Entries:
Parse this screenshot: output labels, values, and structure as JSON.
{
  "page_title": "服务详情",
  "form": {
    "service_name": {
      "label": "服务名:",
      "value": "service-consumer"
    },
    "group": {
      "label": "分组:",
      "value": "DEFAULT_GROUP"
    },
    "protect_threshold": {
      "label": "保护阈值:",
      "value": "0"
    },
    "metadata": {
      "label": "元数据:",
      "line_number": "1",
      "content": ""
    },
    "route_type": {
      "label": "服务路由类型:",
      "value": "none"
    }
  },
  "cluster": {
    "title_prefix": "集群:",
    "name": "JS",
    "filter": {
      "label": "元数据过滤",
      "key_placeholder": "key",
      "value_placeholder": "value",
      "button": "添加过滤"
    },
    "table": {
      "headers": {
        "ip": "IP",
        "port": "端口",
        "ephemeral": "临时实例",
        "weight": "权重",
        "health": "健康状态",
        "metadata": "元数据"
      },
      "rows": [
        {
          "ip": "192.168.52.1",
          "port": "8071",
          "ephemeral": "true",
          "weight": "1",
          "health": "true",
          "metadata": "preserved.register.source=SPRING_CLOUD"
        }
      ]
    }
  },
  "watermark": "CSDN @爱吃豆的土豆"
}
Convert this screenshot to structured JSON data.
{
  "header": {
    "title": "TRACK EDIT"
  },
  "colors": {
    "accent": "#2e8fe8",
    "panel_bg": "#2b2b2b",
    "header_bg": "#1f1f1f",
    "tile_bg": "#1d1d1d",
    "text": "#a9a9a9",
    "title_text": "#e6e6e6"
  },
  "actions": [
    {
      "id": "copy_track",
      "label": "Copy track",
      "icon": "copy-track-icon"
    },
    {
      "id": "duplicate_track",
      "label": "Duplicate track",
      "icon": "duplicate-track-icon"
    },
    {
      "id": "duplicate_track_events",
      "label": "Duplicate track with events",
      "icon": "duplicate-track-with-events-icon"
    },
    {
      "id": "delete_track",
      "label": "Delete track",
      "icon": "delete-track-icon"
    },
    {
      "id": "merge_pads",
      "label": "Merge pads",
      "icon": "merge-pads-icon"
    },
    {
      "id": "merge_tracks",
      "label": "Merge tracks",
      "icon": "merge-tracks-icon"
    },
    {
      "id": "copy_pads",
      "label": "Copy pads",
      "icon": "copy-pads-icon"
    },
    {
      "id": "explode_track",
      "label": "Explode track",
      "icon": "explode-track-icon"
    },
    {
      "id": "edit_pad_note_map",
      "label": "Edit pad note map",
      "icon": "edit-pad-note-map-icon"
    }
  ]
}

Exercise:
Among the lines of the material above, how many include the string "with"? Report only that number.

Final answer:
2